Comb through the entries for "Planområdet" and pull out each line that holds it.

[Document transcription data]
--- --- ---

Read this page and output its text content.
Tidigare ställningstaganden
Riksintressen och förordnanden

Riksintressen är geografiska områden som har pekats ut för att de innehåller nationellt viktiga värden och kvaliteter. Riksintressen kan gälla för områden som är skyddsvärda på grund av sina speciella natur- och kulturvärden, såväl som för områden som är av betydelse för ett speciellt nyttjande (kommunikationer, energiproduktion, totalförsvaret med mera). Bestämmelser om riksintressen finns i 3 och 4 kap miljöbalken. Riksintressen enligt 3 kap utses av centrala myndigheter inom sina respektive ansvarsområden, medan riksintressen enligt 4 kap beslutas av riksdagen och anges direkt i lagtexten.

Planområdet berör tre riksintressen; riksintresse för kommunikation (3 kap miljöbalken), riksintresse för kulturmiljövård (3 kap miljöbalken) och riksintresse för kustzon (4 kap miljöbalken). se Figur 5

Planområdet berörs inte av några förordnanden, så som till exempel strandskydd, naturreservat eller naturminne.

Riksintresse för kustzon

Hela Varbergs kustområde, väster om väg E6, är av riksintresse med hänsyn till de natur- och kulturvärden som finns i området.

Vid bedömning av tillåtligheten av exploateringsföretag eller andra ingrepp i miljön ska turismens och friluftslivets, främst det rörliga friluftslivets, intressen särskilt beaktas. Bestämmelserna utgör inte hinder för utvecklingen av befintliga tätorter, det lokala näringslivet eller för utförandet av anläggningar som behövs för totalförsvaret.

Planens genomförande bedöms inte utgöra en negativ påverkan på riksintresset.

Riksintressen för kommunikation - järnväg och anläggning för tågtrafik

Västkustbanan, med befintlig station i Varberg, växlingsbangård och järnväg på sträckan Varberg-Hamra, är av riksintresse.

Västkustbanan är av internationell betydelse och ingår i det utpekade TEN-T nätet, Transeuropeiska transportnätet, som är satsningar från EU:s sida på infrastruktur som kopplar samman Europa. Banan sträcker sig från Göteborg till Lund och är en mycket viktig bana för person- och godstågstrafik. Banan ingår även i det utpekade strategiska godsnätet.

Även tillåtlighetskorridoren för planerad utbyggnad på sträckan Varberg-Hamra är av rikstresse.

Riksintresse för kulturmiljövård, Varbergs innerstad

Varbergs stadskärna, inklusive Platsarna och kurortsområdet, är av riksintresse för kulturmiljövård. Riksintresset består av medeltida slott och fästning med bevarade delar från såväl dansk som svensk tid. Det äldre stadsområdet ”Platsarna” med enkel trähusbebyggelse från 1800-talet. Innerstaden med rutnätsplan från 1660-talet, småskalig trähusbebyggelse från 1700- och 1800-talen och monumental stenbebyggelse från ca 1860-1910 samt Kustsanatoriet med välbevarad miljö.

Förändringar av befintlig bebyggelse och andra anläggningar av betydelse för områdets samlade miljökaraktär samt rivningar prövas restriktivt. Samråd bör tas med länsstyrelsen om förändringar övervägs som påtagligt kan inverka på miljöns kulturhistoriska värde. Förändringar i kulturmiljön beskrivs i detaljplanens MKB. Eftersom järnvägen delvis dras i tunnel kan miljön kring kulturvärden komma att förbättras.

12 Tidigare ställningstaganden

--- --- ---

§ Your solution
Planområdet berör tre riksintressen; riksintresse för kommunikation (3 kap miljöbalken), riksintresse för kulturmiljövård (3 kap miljöbalken) och riksintresse för kustzon (4 kap miljöbalken). se Figur 5
Planområdet berörs inte av några förordnanden, så som till exempel strandskydd, naturreservat eller naturminne.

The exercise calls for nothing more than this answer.